§ What you should do
Each entry in the listing below should be restated word for word.

§ Available records
.....

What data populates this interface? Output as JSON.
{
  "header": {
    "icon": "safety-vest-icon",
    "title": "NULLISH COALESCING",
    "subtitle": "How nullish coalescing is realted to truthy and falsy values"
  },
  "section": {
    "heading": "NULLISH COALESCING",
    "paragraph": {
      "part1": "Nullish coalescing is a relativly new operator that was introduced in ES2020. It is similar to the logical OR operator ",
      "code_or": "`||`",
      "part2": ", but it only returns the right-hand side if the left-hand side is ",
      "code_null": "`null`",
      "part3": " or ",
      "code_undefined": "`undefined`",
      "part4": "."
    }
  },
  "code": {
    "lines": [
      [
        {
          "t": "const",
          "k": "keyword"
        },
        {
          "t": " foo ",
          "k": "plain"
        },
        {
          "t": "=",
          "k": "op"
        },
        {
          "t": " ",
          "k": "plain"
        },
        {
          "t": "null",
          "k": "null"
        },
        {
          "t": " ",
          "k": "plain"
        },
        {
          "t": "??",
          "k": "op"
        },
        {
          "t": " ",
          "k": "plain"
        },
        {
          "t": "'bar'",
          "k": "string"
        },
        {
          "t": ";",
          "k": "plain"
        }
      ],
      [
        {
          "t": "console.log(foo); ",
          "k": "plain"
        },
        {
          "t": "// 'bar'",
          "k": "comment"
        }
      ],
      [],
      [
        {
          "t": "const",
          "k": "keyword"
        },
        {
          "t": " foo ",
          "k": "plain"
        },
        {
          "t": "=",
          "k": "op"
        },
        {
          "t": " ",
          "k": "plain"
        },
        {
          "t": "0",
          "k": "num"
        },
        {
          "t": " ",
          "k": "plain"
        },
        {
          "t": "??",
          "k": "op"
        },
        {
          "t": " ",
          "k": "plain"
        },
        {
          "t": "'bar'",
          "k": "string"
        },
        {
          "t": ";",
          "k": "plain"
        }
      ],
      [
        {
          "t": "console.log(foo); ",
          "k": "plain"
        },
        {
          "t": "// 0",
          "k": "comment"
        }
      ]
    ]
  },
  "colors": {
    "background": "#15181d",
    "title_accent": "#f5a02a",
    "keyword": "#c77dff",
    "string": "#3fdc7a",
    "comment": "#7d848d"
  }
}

.....

§ Response below
What data populates this interface? Output as JSON.
{
  "header": {
    "icon": "safety-vest-icon",
    "title": "NULLISH COALESCING",
    "subtitle": "How nullish coalescing is realted to truthy and falsy values"
  },
  "section": {
    "heading": "NULLISH COALESCING",
    "paragraph": {
      "part1": "Nullish coalescing is a relativly new operator that was introduced in ES2020. It is similar to the logical OR operator ",
      "code_or": "`||`",
      "part2": ", but it only returns the right-hand side if the left-hand side is ",
      "code_null": "`null`",
      "part3": " or ",
      "code_undefined": "`undefined`",
      "part4": "."
    }
  },
  "code": {
    "lines": [
      [
        {
          "t": "const",
          "k": "keyword"
        },
        {
          "t": " foo ",
          "k": "plain"
        },
        {
          "t": "=",
          "k": "op"
        },
        {
          "t": " ",
          "k": "plain"
        },
        {
          "t": "null",
          "k": "null"
        },
        {
          "t": " ",
          "k": "plain"
        },
        {
          "t": "??",
          "k": "op"
        },
        {
          "t": " ",
          "k": "plain"
        },
        {
          "t": "'bar'",
          "k": "string"
        },
        {
          "t": ";",
          "k": "plain"
        }
      ],
      [
        {
          "t": "console.log(foo); ",
          "k": "plain"
        },
        {
          "t": "// 'bar'",
          "k": "comment"
        }
      ],
      [],
      [
        {
          "t": "const",
          "k": "keyword"
        },
        {
          "t": " foo ",
          "k": "plain"
        },
        {
          "t": "=",
          "k": "op"
        },
        {
          "t": " ",
          "k": "plain"
        },
        {
          "t": "0",
          "k": "num"
        },
        {
          "t": " ",
          "k": "plain"
        },
        {
          "t": "??",
          "k": "op"
        },
        {
          "t": " ",
          "k": "plain"
        },
        {
          "t": "'bar'",
          "k": "string"
        },
        {
          "t": ";",
          "k": "plain"
        }
      ],
      [
        {
          "t": "console.log(foo); ",
          "k": "plain"
        },
        {
          "t": "// 0",
          "k": "comment"
        }
      ]
    ]
  },
  "colors": {
    "background": "#15181d",
    "title_accent": "#f5a02a",
    "keyword": "#c77dff",
    "string": "#3fdc7a",
    "comment": "#7d848d"
  }
}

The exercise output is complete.